What is expected = Output each entry verbatim and exclude every picture from it.

################

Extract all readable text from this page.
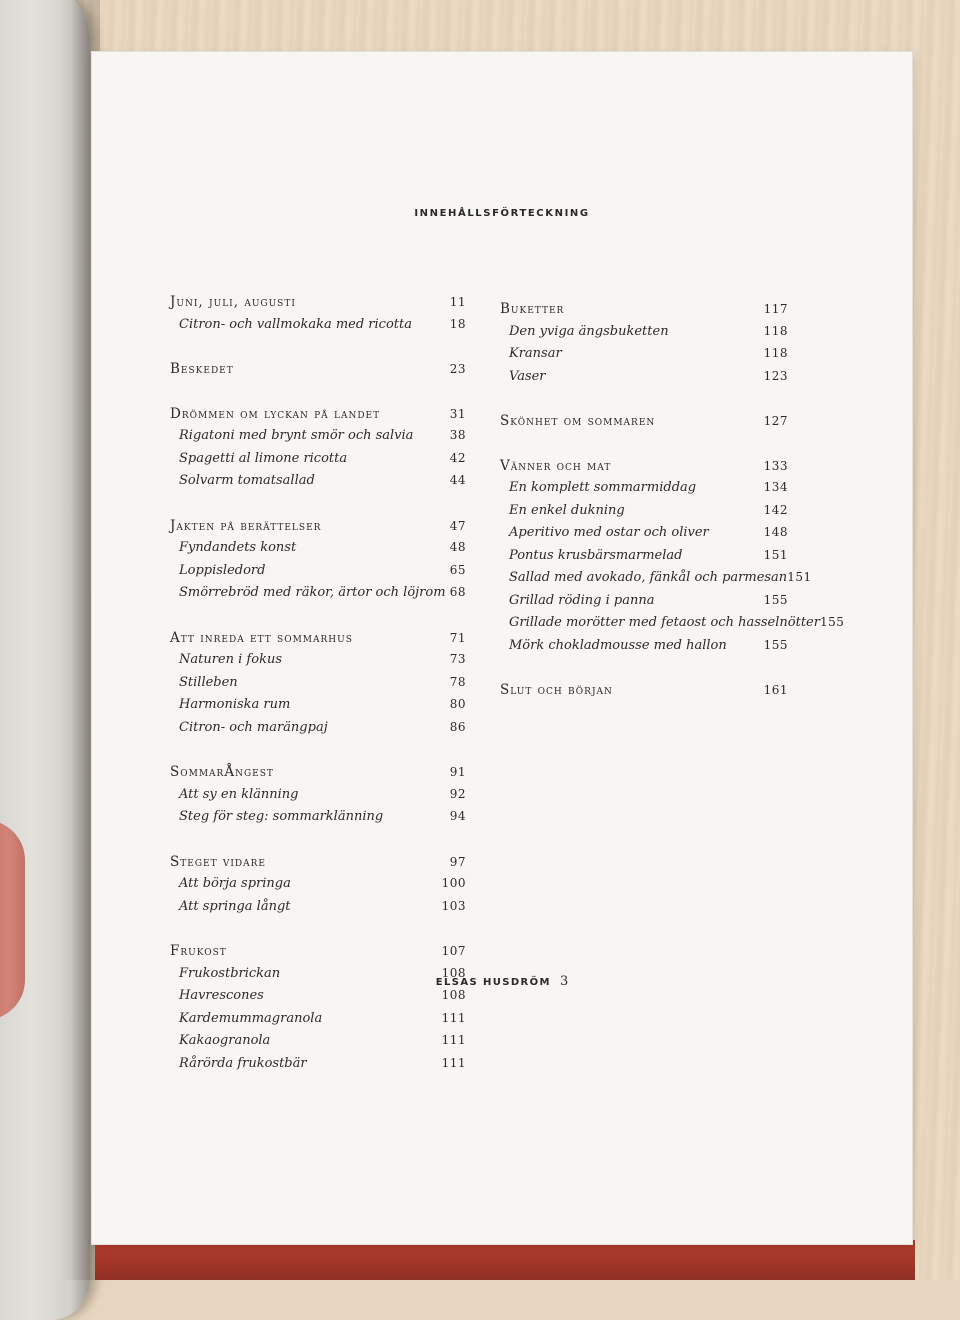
INNEHÅLLSFÖRTECKNING
Juni, juli, augusti	11
Citron- och vallmokaka med ricotta	18
Beskedet	23
Drömmen om lyckan på landet	31
Rigatoni med brynt smör och salvia	38
Spagetti al limone ricotta	42
Solvarm tomatsallad	44
Jakten på berättelser	47
Fyndandets konst	48
Loppisledord	65
Smörrebröd med räkor, ärtor och löjrom 68
Att inreda ett sommarhus	71
Naturen i fokus	73
Stilleben	78
Harmoniska rum	80
Citron- och marängpaj	86
SommarÅngest	91
Att sy en klänning	92
Steg för steg: sommarklänning	94
Steget vidare	97
Att börja springa	100
Att springa långt	103
Frukost	107
Frukostbrickan	108
Havrescones	108
Kardemummagranola	111
Kakaogranola	111
Rårörda frukostbär	111
Buketter	117
Den yviga ängsbuketten	118
Kransar	118
Vaser	123
Skönhet om sommaren	127
Vänner och mat	133
En komplett sommarmiddag	134
En enkel dukning	142
Aperitivo med ostar och oliver	148
Pontus krusbärsmarmelad	151
Sallad med avokado, fänkål och parmesan 151
Grillad röding i panna	155
Grillade morötter med fetaost och hasselnötter 155
Mörk chokladmousse med hallon	155
Slut och början	161
ELSAS HUSDRÖM 3
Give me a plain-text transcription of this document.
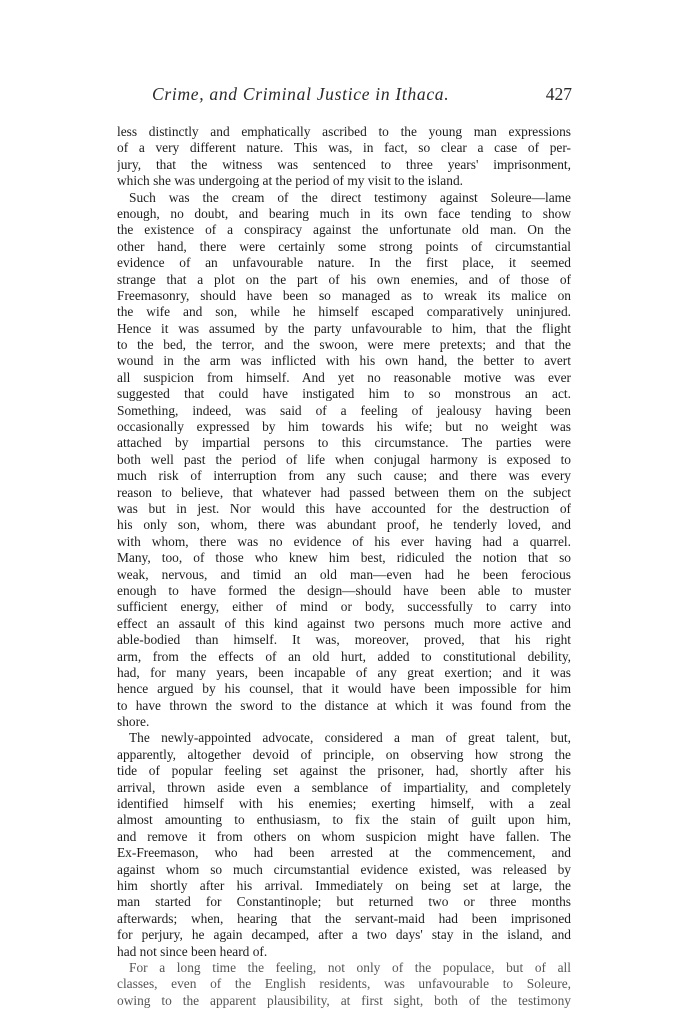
Crime, and Criminal Justice in Ithaca.	427
less distinctly and emphatically ascribed to the young man expressions
of a very different nature. This was, in fact, so clear a case of per-
jury, that the witness was sentenced to three years' imprisonment,
which she was undergoing at the period of my visit to the island.
Such was the cream of the direct testimony against Soleure—lame
enough, no doubt, and bearing much in its own face tending to show
the existence of a conspiracy against the unfortunate old man. On the
other hand, there were certainly some strong points of circumstantial
evidence of an unfavourable nature. In the first place, it seemed
strange that a plot on the part of his own enemies, and of those of
Freemasonry, should have been so managed as to wreak its malice on
the wife and son, while he himself escaped comparatively uninjured.
Hence it was assumed by the party unfavourable to him, that the flight
to the bed, the terror, and the swoon, were mere pretexts; and that the
wound in the arm was inflicted with his own hand, the better to avert
all suspicion from himself. And yet no reasonable motive was ever
suggested that could have instigated him to so monstrous an act.
Something, indeed, was said of a feeling of jealousy having been
occasionally expressed by him towards his wife; but no weight was
attached by impartial persons to this circumstance. The parties were
both well past the period of life when conjugal harmony is exposed to
much risk of interruption from any such cause; and there was every
reason to believe, that whatever had passed between them on the subject
was but in jest. Nor would this have accounted for the destruction of
his only son, whom, there was abundant proof, he tenderly loved, and
with whom, there was no evidence of his ever having had a quarrel.
Many, too, of those who knew him best, ridiculed the notion that so
weak, nervous, and timid an old man—even had he been ferocious
enough to have formed the design—should have been able to muster
sufficient energy, either of mind or body, successfully to carry into
effect an assault of this kind against two persons much more active and
able-bodied than himself. It was, moreover, proved, that his right
arm, from the effects of an old hurt, added to constitutional debility,
had, for many years, been incapable of any great exertion; and it was
hence argued by his counsel, that it would have been impossible for him
to have thrown the sword to the distance at which it was found from the
shore.
The newly-appointed advocate, considered a man of great talent, but,
apparently, altogether devoid of principle, on observing how strong the
tide of popular feeling set against the prisoner, had, shortly after his
arrival, thrown aside even a semblance of impartiality, and completely
identified himself with his enemies; exerting himself, with a zeal
almost amounting to enthusiasm, to fix the stain of guilt upon him,
and remove it from others on whom suspicion might have fallen. The
Ex-Freemason, who had been arrested at the commencement, and
against whom so much circumstantial evidence existed, was released by
him shortly after his arrival. Immediately on being set at large, the
man started for Constantinople; but returned two or three months
afterwards; when, hearing that the servant-maid had been imprisoned
for perjury, he again decamped, after a two days' stay in the island, and
had not since been heard of.
For a long time the feeling, not only of the populace, but of all
classes, even of the English residents, was unfavourable to Soleure,
owing to the apparent plausibility, at first sight, both of the testimony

################

In response =
Extract all readable text from this page.
INNEHÅLLSFÖRTECKNING
Juni, juli, augusti	11
Citron- och vallmokaka med ricotta	18
Beskedet	23
Drömmen om lyckan på landet	31
Rigatoni med brynt smör och salvia	38
Spagetti al limone ricotta	42
Solvarm tomatsallad	44
Jakten på berättelser	47
Fyndandets konst	48
Loppisledord	65
Smörrebröd med räkor, ärtor och löjrom 68
Att inreda ett sommarhus	71
Naturen i fokus	73
Stilleben	78
Harmoniska rum	80
Citron- och marängpaj	86
SommarÅngest	91
Att sy en klänning	92
Steg för steg: sommarklänning	94
Steget vidare	97
Att börja springa	100
Att springa långt	103
Frukost	107
Frukostbrickan	108
Havrescones	108
Kardemummagranola	111
Kakaogranola	111
Rårörda frukostbär	111
Buketter	117
Den yviga ängsbuketten	118
Kransar	118
Vaser	123
Skönhet om sommaren	127
Vänner och mat	133
En komplett sommarmiddag	134
En enkel dukning	142
Aperitivo med ostar och oliver	148
Pontus krusbärsmarmelad	151
Sallad med avokado, fänkål och parmesan 151
Grillad röding i panna	155
Grillade morötter med fetaost och hasselnötter 155
Mörk chokladmousse med hallon	155
Slut och början	161
ELSAS HUSDRÖM 3
Give me a plain-text transcription of this document.
Crime, and Criminal Justice in Ithaca.	427
less distinctly and emphatically ascribed to the young man expressions
of a very different nature. This was, in fact, so clear a case of per-
jury, that the witness was sentenced to three years' imprisonment,
which she was undergoing at the period of my visit to the island.
Such was the cream of the direct testimony against Soleure—lame
enough, no doubt, and bearing much in its own face tending to show
the existence of a conspiracy against the unfortunate old man. On the
other hand, there were certainly some strong points of circumstantial
evidence of an unfavourable nature. In the first place, it seemed
strange that a plot on the part of his own enemies, and of those of
Freemasonry, should have been so managed as to wreak its malice on
the wife and son, while he himself escaped comparatively uninjured.
Hence it was assumed by the party unfavourable to him, that the flight
to the bed, the terror, and the swoon, were mere pretexts; and that the
wound in the arm was inflicted with his own hand, the better to avert
all suspicion from himself. And yet no reasonable motive was ever
suggested that could have instigated him to so monstrous an act.
Something, indeed, was said of a feeling of jealousy having been
occasionally expressed by him towards his wife; but no weight was
attached by impartial persons to this circumstance. The parties were
both well past the period of life when conjugal harmony is exposed to
much risk of interruption from any such cause; and there was every
reason to believe, that whatever had passed between them on the subject
was but in jest. Nor would this have accounted for the destruction of
his only son, whom, there was abundant proof, he tenderly loved, and
with whom, there was no evidence of his ever having had a quarrel.
Many, too, of those who knew him best, ridiculed the notion that so
weak, nervous, and timid an old man—even had he been ferocious
enough to have formed the design—should have been able to muster
sufficient energy, either of mind or body, successfully to carry into
effect an assault of this kind against two persons much more active and
able-bodied than himself. It was, moreover, proved, that his right
arm, from the effects of an old hurt, added to constitutional debility,
had, for many years, been incapable of any great exertion; and it was
hence argued by his counsel, that it would have been impossible for him
to have thrown the sword to the distance at which it was found from the
shore.
The newly-appointed advocate, considered a man of great talent, but,
apparently, altogether devoid of principle, on observing how strong the
tide of popular feeling set against the prisoner, had, shortly after his
arrival, thrown aside even a semblance of impartiality, and completely
identified himself with his enemies; exerting himself, with a zeal
almost amounting to enthusiasm, to fix the stain of guilt upon him,
and remove it from others on whom suspicion might have fallen. The
Ex-Freemason, who had been arrested at the commencement, and
against whom so much circumstantial evidence existed, was released by
him shortly after his arrival. Immediately on being set at large, the
man started for Constantinople; but returned two or three months
afterwards; when, hearing that the servant-maid had been imprisoned
for perjury, he again decamped, after a two days' stay in the island, and
had not since been heard of.
For a long time the feeling, not only of the populace, but of all
classes, even of the English residents, was unfavourable to Soleure,
owing to the apparent plausibility, at first sight, both of the testimony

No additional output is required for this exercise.